* [TASK] Copy the data below exactly.

++++ PROVIDED INFORMATION ++++

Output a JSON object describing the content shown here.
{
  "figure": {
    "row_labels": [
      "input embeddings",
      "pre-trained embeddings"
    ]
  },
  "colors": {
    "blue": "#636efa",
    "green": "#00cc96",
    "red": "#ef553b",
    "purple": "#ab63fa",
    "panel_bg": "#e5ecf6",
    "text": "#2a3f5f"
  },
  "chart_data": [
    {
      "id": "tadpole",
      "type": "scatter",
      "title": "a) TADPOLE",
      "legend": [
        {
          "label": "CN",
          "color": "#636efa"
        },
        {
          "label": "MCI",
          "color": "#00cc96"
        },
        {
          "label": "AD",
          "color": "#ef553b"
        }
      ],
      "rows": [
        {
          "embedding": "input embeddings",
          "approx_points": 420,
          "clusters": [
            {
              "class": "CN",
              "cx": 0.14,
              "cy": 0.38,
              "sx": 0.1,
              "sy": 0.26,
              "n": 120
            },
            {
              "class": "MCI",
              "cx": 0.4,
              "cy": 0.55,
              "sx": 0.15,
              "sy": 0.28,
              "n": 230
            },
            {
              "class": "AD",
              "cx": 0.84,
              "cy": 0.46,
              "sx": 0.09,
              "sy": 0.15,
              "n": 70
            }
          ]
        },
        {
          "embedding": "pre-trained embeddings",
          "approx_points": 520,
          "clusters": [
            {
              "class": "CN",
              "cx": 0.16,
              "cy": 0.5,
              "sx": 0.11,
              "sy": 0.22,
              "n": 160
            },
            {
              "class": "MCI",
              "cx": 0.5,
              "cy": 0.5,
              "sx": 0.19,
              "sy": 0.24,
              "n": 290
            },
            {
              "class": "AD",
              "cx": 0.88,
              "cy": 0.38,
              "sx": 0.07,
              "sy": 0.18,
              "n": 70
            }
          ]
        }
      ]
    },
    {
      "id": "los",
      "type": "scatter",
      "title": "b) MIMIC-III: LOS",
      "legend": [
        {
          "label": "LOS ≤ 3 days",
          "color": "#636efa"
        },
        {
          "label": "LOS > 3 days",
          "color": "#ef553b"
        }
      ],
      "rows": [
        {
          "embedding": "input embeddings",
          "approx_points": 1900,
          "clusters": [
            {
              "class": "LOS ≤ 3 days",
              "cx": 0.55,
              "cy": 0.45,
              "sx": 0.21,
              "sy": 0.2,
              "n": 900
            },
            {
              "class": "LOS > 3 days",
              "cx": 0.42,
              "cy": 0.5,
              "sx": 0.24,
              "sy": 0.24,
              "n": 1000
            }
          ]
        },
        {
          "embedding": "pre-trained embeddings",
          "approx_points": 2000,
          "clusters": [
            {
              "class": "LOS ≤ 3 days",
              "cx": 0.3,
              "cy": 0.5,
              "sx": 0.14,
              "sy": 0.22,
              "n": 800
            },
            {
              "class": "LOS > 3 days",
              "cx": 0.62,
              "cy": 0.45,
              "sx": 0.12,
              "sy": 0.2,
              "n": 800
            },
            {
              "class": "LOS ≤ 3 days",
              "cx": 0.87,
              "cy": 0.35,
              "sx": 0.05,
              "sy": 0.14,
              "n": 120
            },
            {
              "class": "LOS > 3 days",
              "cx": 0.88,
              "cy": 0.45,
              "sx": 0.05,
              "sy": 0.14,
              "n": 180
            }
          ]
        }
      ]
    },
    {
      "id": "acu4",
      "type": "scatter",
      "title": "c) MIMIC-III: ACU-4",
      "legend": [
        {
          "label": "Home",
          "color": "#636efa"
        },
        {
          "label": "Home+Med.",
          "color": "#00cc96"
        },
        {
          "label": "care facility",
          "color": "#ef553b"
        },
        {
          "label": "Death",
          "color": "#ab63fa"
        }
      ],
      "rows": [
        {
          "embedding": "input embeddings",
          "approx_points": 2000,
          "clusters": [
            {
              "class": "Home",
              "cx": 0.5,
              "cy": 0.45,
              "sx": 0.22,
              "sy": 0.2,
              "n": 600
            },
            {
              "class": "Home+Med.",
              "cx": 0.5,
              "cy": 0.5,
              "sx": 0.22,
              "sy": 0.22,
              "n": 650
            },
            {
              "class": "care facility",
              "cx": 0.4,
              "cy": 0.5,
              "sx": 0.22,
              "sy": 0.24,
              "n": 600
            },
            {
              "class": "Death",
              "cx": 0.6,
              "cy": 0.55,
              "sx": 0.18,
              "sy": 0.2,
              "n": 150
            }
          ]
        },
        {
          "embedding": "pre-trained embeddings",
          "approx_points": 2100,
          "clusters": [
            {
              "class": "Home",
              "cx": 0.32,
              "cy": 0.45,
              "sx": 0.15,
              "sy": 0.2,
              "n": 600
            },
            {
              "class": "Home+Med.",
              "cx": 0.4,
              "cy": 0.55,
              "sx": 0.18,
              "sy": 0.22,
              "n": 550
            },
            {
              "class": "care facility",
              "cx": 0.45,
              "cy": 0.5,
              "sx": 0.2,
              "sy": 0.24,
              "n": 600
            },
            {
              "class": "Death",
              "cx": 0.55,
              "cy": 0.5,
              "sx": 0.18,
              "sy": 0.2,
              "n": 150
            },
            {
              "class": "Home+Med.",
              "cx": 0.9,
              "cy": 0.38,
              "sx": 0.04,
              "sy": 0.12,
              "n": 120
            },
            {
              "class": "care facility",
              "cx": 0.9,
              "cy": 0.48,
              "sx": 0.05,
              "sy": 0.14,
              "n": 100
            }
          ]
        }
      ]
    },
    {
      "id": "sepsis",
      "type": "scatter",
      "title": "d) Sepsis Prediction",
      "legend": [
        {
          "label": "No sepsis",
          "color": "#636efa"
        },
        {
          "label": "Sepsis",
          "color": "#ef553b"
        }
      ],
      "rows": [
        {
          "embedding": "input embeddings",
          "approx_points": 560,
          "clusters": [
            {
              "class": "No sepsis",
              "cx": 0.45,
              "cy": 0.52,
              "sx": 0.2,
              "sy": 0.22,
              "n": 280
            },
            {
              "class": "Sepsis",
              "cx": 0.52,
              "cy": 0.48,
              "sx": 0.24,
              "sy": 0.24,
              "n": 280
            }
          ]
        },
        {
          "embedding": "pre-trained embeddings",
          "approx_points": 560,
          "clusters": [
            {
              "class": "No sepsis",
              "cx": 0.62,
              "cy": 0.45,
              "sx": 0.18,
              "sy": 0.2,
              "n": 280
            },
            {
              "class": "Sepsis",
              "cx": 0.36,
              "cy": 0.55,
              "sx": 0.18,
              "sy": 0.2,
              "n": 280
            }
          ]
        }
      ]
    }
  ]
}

++++

* [RESPONSE TO THE TASK]
Output a JSON object describing the content shown here.
{
  "figure": {
    "row_labels": [
      "input embeddings",
      "pre-trained embeddings"
    ]
  },
  "colors": {
    "blue": "#636efa",
    "green": "#00cc96",
    "red": "#ef553b",
    "purple": "#ab63fa",
    "panel_bg": "#e5ecf6",
    "text": "#2a3f5f"
  },
  "chart_data": [
    {
      "id": "tadpole",
      "type": "scatter",
      "title": "a) TADPOLE",
      "legend": [
        {
          "label": "CN",
          "color": "#636efa"
        },
        {
          "label": "MCI",
          "color": "#00cc96"
        },
        {
          "label": "AD",
          "color": "#ef553b"
        }
      ],
      "rows": [
        {
          "embedding": "input embeddings",
          "approx_points": 420,
          "clusters": [
            {
              "class": "CN",
              "cx": 0.14,
              "cy": 0.38,
              "sx": 0.1,
              "sy": 0.26,
              "n": 120
            },
            {
              "class": "MCI",
              "cx": 0.4,
              "cy": 0.55,
              "sx": 0.15,
              "sy": 0.28,
              "n": 230
            },
            {
              "class": "AD",
              "cx": 0.84,
              "cy": 0.46,
              "sx": 0.09,
              "sy": 0.15,
              "n": 70
            }
          ]
        },
        {
          "embedding": "pre-trained embeddings",
          "approx_points": 520,
          "clusters": [
            {
              "class": "CN",
              "cx": 0.16,
              "cy": 0.5,
              "sx": 0.11,
              "sy": 0.22,
              "n": 160
            },
            {
              "class": "MCI",
              "cx": 0.5,
              "cy": 0.5,
              "sx": 0.19,
              "sy": 0.24,
              "n": 290
            },
            {
              "class": "AD",
              "cx": 0.88,
              "cy": 0.38,
              "sx": 0.07,
              "sy": 0.18,
              "n": 70
            }
          ]
        }
      ]
    },
    {
      "id": "los",
      "type": "scatter",
      "title": "b) MIMIC-III: LOS",
      "legend": [
        {
          "label": "LOS ≤ 3 days",
          "color": "#636efa"
        },
        {
          "label": "LOS > 3 days",
          "color": "#ef553b"
        }
      ],
      "rows": [
        {
          "embedding": "input embeddings",
          "approx_points": 1900,
          "clusters": [
            {
              "class": "LOS ≤ 3 days",
              "cx": 0.55,
              "cy": 0.45,
              "sx": 0.21,
              "sy": 0.2,
              "n": 900
            },
            {
              "class": "LOS > 3 days",
              "cx": 0.42,
              "cy": 0.5,
              "sx": 0.24,
              "sy": 0.24,
              "n": 1000
            }
          ]
        },
        {
          "embedding": "pre-trained embeddings",
          "approx_points": 2000,
          "clusters": [
            {
              "class": "LOS ≤ 3 days",
              "cx": 0.3,
              "cy": 0.5,
              "sx": 0.14,
              "sy": 0.22,
              "n": 800
            },
            {
              "class": "LOS > 3 days",
              "cx": 0.62,
              "cy": 0.45,
              "sx": 0.12,
              "sy": 0.2,
              "n": 800
            },
            {
              "class": "LOS ≤ 3 days",
              "cx": 0.87,
              "cy": 0.35,
              "sx": 0.05,
              "sy": 0.14,
              "n": 120
            },
            {
              "class": "LOS > 3 days",
              "cx": 0.88,
              "cy": 0.45,
              "sx": 0.05,
              "sy": 0.14,
              "n": 180
            }
          ]
        }
      ]
    },
    {
      "id": "acu4",
      "type": "scatter",
      "title": "c) MIMIC-III: ACU-4",
      "legend": [
        {
          "label": "Home",
          "color": "#636efa"
        },
        {
          "label": "Home+Med.",
          "color": "#00cc96"
        },
        {
          "label": "care facility",
          "color": "#ef553b"
        },
        {
          "label": "Death",
          "color": "#ab63fa"
        }
      ],
      "rows": [
        {
          "embedding": "input embeddings",
          "approx_points": 2000,
          "clusters": [
            {
              "class": "Home",
              "cx": 0.5,
              "cy": 0.45,
              "sx": 0.22,
              "sy": 0.2,
              "n": 600
            },
            {
              "class": "Home+Med.",
              "cx": 0.5,
              "cy": 0.5,
              "sx": 0.22,
              "sy": 0.22,
              "n": 650
            },
            {
              "class": "care facility",
              "cx": 0.4,
              "cy": 0.5,
              "sx": 0.22,
              "sy": 0.24,
              "n": 600
            },
            {
              "class": "Death",
              "cx": 0.6,
              "cy": 0.55,
              "sx": 0.18,
              "sy": 0.2,
              "n": 150
            }
          ]
        },
        {
          "embedding": "pre-trained embeddings",
          "approx_points": 2100,
          "clusters": [
            {
              "class": "Home",
              "cx": 0.32,
              "cy": 0.45,
              "sx": 0.15,
              "sy": 0.2,
              "n": 600
            },
            {
              "class": "Home+Med.",
              "cx": 0.4,
              "cy": 0.55,
              "sx": 0.18,
              "sy": 0.22,
              "n": 550
            },
            {
              "class": "care facility",
              "cx": 0.45,
              "cy": 0.5,
              "sx": 0.2,
              "sy": 0.24,
              "n": 600
            },
            {
              "class": "Death",
              "cx": 0.55,
              "cy": 0.5,
              "sx": 0.18,
              "sy": 0.2,
              "n": 150
            },
            {
              "class": "Home+Med.",
              "cx": 0.9,
              "cy": 0.38,
              "sx": 0.04,
              "sy": 0.12,
              "n": 120
            },
            {
              "class": "care facility",
              "cx": 0.9,
              "cy": 0.48,
              "sx": 0.05,
              "sy": 0.14,
              "n": 100
            }
          ]
        }
      ]
    },
    {
      "id": "sepsis",
      "type": "scatter",
      "title": "d) Sepsis Prediction",
      "legend": [
        {
          "label": "No sepsis",
          "color": "#636efa"
        },
        {
          "label": "Sepsis",
          "color": "#ef553b"
        }
      ],
      "rows": [
        {
          "embedding": "input embeddings",
          "approx_points": 560,
          "clusters": [
            {
              "class": "No sepsis",
              "cx": 0.45,
              "cy": 0.52,
              "sx": 0.2,
              "sy": 0.22,
              "n": 280
            },
            {
              "class": "Sepsis",
              "cx": 0.52,
              "cy": 0.48,
              "sx": 0.24,
              "sy": 0.24,
              "n": 280
            }
          ]
        },
        {
          "embedding": "pre-trained embeddings",
          "approx_points": 560,
          "clusters": [
            {
              "class": "No sepsis",
              "cx": 0.62,
              "cy": 0.45,
              "sx": 0.18,
              "sy": 0.2,
              "n": 280
            },
            {
              "class": "Sepsis",
              "cx": 0.36,
              "cy": 0.55,
              "sx": 0.18,
              "sy": 0.2,
              "n": 280
            }
          ]
        }
      ]
    }
  ]
}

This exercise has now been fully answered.